Retype all the records with nothing changed.
•••••
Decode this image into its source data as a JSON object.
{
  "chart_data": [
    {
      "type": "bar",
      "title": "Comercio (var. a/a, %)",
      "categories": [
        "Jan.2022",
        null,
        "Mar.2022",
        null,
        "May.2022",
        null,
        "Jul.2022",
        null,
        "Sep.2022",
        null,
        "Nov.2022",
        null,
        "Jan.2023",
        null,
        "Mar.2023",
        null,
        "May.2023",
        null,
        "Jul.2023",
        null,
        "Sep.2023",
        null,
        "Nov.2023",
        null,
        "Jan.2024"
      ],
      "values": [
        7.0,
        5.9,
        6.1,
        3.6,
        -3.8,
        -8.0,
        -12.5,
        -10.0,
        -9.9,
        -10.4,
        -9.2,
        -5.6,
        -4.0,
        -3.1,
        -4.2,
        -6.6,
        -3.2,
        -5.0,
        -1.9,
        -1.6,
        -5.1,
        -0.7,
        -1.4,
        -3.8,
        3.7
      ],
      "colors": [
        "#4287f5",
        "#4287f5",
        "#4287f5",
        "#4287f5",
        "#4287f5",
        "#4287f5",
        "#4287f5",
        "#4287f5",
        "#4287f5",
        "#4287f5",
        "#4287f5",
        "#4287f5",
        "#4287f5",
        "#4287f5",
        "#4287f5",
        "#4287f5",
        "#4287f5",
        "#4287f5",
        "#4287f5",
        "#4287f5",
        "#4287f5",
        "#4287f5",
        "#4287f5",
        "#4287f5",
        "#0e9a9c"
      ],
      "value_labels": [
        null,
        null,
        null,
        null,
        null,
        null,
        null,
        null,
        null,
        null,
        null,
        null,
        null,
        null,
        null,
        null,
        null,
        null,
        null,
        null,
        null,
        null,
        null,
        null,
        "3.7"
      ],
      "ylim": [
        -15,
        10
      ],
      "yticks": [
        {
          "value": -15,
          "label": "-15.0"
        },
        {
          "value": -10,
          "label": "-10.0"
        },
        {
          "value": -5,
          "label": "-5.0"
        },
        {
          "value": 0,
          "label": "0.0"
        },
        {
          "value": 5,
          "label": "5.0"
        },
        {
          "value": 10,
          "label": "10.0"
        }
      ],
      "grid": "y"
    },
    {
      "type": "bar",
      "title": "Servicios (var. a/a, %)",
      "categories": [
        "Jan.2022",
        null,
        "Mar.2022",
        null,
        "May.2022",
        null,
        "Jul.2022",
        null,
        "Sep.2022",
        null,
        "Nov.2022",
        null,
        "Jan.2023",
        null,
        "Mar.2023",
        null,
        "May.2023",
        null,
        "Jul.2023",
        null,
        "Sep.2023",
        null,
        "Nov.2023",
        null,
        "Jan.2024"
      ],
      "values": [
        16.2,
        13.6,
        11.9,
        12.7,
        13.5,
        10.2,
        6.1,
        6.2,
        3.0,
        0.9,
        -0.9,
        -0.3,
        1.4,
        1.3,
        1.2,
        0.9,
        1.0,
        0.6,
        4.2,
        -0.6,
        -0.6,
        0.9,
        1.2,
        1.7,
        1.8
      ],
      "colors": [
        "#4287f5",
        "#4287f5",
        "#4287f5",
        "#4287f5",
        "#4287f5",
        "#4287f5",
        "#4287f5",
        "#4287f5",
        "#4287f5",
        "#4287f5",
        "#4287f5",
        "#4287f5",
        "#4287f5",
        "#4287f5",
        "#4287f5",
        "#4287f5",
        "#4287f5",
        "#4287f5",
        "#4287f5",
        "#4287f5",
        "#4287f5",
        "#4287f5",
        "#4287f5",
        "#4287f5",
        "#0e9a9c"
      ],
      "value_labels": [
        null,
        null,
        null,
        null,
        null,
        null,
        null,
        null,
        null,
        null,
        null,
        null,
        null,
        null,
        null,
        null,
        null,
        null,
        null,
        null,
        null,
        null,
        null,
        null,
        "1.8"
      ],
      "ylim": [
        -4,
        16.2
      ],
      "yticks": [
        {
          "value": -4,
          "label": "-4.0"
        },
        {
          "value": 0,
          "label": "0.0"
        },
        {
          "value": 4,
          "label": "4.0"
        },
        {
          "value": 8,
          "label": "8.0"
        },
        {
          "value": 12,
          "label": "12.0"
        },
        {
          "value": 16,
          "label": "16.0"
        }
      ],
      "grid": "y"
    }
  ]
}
•••••
## Answer to the problem:
Decode this image into its source data as a JSON object.
{
  "chart_data": [
    {
      "type": "bar",
      "title": "Comercio (var. a/a, %)",
      "categories": [
        "Jan.2022",
        null,
        "Mar.2022",
        null,
        "May.2022",
        null,
        "Jul.2022",
        null,
        "Sep.2022",
        null,
        "Nov.2022",
        null,
        "Jan.2023",
        null,
        "Mar.2023",
        null,
        "May.2023",
        null,
        "Jul.2023",
        null,
        "Sep.2023",
        null,
        "Nov.2023",
        null,
        "Jan.2024"
      ],
      "values": [
        7.0,
        5.9,
        6.1,
        3.6,
        -3.8,
        -8.0,
        -12.5,
        -10.0,
        -9.9,
        -10.4,
        -9.2,
        -5.6,
        -4.0,
        -3.1,
        -4.2,
        -6.6,
        -3.2,
        -5.0,
        -1.9,
        -1.6,
        -5.1,
        -0.7,
        -1.4,
        -3.8,
        3.7
      ],
      "colors": [
        "#4287f5",
        "#4287f5",
        "#4287f5",
        "#4287f5",
        "#4287f5",
        "#4287f5",
        "#4287f5",
        "#4287f5",
        "#4287f5",
        "#4287f5",
        "#4287f5",
        "#4287f5",
        "#4287f5",
        "#4287f5",
        "#4287f5",
        "#4287f5",
        "#4287f5",
        "#4287f5",
        "#4287f5",
        "#4287f5",
        "#4287f5",
        "#4287f5",
        "#4287f5",
        "#4287f5",
        "#0e9a9c"
      ],
      "value_labels": [
        null,
        null,
        null,
        null,
        null,
        null,
        null,
        null,
        null,
        null,
        null,
        null,
        null,
        null,
        null,
        null,
        null,
        null,
        null,
        null,
        null,
        null,
        null,
        null,
        "3.7"
      ],
      "ylim": [
        -15,
        10
      ],
      "yticks": [
        {
          "value": -15,
          "label": "-15.0"
        },
        {
          "value": -10,
          "label": "-10.0"
        },
        {
          "value": -5,
          "label": "-5.0"
        },
        {
          "value": 0,
          "label": "0.0"
        },
        {
          "value": 5,
          "label": "5.0"
        },
        {
          "value": 10,
          "label": "10.0"
        }
      ],
      "grid": "y"
    },
    {
      "type": "bar",
      "title": "Servicios (var. a/a, %)",
      "categories": [
        "Jan.2022",
        null,
        "Mar.2022",
        null,
        "May.2022",
        null,
        "Jul.2022",
        null,
        "Sep.2022",
        null,
        "Nov.2022",
        null,
        "Jan.2023",
        null,
        "Mar.2023",
        null,
        "May.2023",
        null,
        "Jul.2023",
        null,
        "Sep.2023",
        null,
        "Nov.2023",
        null,
        "Jan.2024"
      ],
      "values": [
        16.2,
        13.6,
        11.9,
        12.7,
        13.5,
        10.2,
        6.1,
        6.2,
        3.0,
        0.9,
        -0.9,
        -0.3,
        1.4,
        1.3,
        1.2,
        0.9,
        1.0,
        0.6,
        4.2,
        -0.6,
        -0.6,
        0.9,
        1.2,
        1.7,
        1.8
      ],
      "colors": [
        "#4287f5",
        "#4287f5",
        "#4287f5",
        "#4287f5",
        "#4287f5",
        "#4287f5",
        "#4287f5",
        "#4287f5",
        "#4287f5",
        "#4287f5",
        "#4287f5",
        "#4287f5",
        "#4287f5",
        "#4287f5",
        "#4287f5",
        "#4287f5",
        "#4287f5",
        "#4287f5",
        "#4287f5",
        "#4287f5",
        "#4287f5",
        "#4287f5",
        "#4287f5",
        "#4287f5",
        "#0e9a9c"
      ],
      "value_labels": [
        null,
        null,
        null,
        null,
        null,
        null,
        null,
        null,
        null,
        null,
        null,
        null,
        null,
        null,
        null,
        null,
        null,
        null,
        null,
        null,
        null,
        null,
        null,
        null,
        "1.8"
      ],
      "ylim": [
        -4,
        16.2
      ],
      "yticks": [
        {
          "value": -4,
          "label": "-4.0"
        },
        {
          "value": 0,
          "label": "0.0"
        },
        {
          "value": 4,
          "label": "4.0"
        },
        {
          "value": 8,
          "label": "8.0"
        },
        {
          "value": 12,
          "label": "12.0"
        },
        {
          "value": 16,
          "label": "16.0"
        }
      ],
      "grid": "y"
    }
  ]
}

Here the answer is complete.